» **Written task**: Within the listing below, locate all lines containing the word "立德为本". Copy each one.

■ ■ ■ ■ ■

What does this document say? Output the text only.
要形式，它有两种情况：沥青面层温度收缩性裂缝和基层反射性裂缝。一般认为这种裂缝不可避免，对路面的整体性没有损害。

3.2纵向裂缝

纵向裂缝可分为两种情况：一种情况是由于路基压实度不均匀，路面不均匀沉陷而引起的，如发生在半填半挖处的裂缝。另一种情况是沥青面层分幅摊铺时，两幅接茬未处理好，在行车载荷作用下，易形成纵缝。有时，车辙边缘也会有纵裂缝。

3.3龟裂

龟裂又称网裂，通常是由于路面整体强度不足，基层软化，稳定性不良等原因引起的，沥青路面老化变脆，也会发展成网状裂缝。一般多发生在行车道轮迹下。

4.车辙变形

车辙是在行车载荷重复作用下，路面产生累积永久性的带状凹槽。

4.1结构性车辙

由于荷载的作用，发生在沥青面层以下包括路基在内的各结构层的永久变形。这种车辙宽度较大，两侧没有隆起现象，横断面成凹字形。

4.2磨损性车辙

■ ■ ■ ■ ■

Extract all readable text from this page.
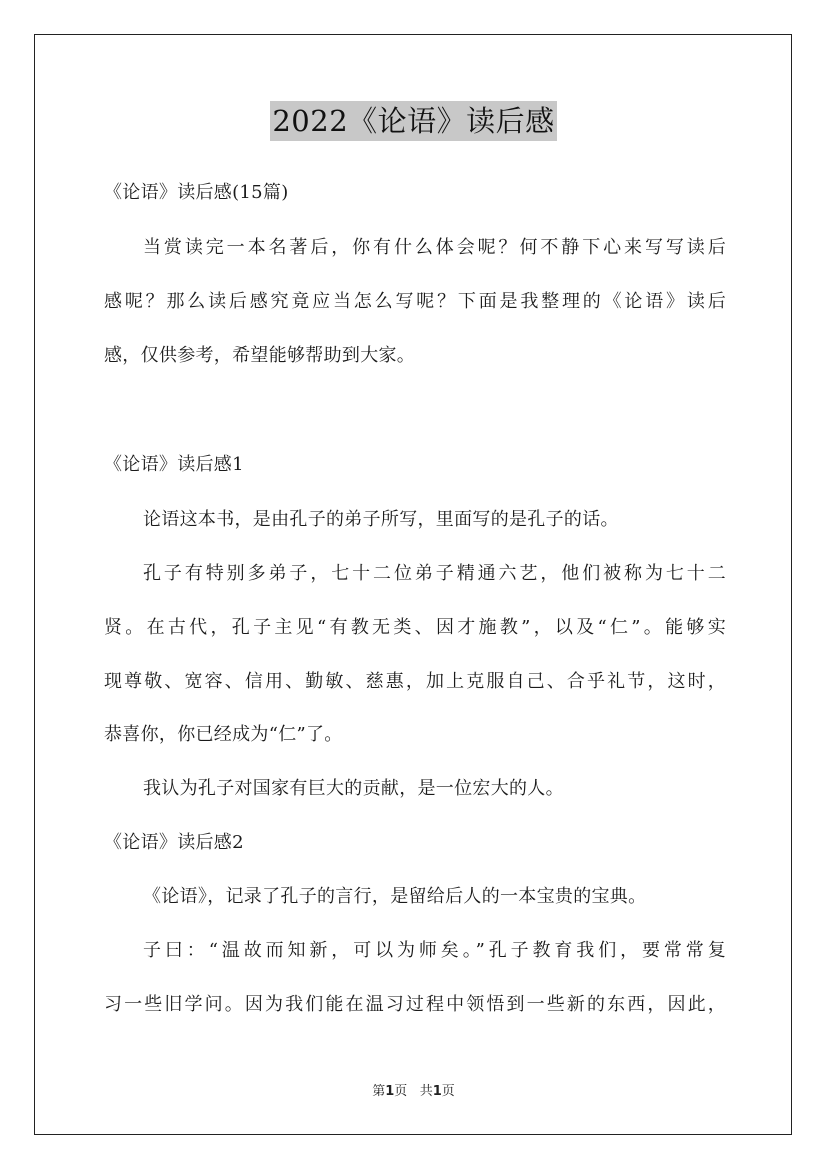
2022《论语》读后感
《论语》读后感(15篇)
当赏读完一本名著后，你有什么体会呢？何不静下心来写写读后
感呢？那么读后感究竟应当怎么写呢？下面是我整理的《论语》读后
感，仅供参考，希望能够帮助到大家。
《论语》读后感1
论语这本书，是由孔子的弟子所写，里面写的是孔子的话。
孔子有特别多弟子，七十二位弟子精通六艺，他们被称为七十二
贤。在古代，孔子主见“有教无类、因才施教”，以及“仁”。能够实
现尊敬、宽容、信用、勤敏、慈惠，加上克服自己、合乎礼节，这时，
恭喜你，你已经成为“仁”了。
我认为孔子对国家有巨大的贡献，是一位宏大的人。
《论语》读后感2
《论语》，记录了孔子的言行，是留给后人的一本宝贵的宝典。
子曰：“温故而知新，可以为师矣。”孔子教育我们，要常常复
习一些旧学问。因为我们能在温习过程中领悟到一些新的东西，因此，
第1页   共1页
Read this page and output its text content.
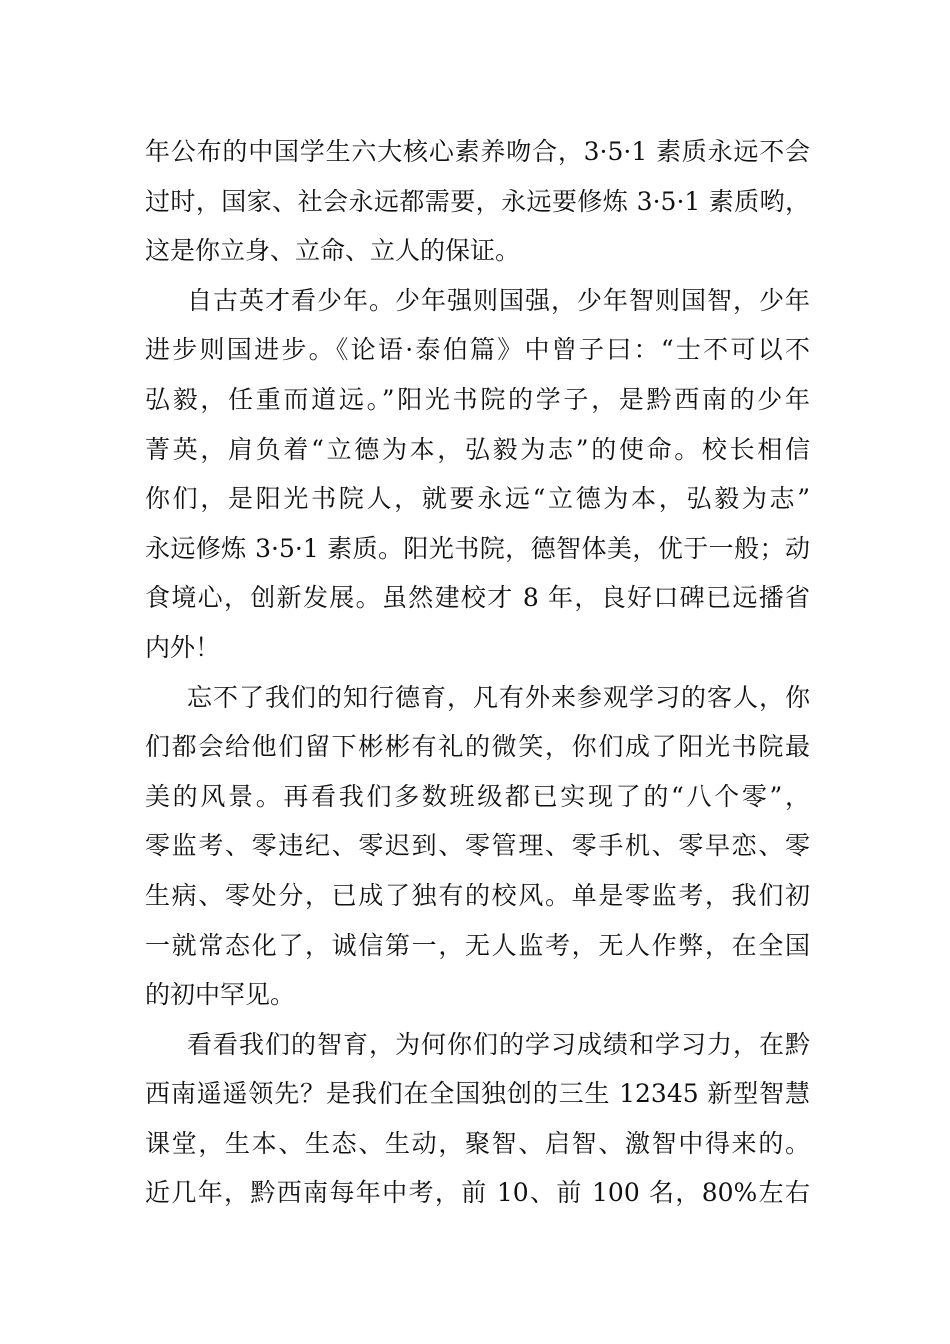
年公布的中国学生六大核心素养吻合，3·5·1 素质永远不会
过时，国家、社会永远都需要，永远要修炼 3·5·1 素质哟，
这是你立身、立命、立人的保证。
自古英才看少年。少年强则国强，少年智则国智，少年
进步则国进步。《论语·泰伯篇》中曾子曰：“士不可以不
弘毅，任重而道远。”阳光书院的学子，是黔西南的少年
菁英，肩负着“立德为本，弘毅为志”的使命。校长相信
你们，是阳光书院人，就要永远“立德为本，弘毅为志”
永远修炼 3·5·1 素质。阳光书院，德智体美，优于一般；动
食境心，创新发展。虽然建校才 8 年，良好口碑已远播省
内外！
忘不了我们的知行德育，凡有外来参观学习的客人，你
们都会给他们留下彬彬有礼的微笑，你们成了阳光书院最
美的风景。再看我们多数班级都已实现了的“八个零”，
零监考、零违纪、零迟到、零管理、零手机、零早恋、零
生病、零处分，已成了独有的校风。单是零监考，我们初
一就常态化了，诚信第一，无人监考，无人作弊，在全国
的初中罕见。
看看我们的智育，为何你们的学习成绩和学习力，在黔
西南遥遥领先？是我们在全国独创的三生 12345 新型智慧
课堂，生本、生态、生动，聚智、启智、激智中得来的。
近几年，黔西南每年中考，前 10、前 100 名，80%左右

■ ■ ■ ■ ■

» **Output**:
菁英，肩负着“立德为本，弘毅为志”的使命。校长相信
你们，是阳光书院人，就要永远“立德为本，弘毅为志”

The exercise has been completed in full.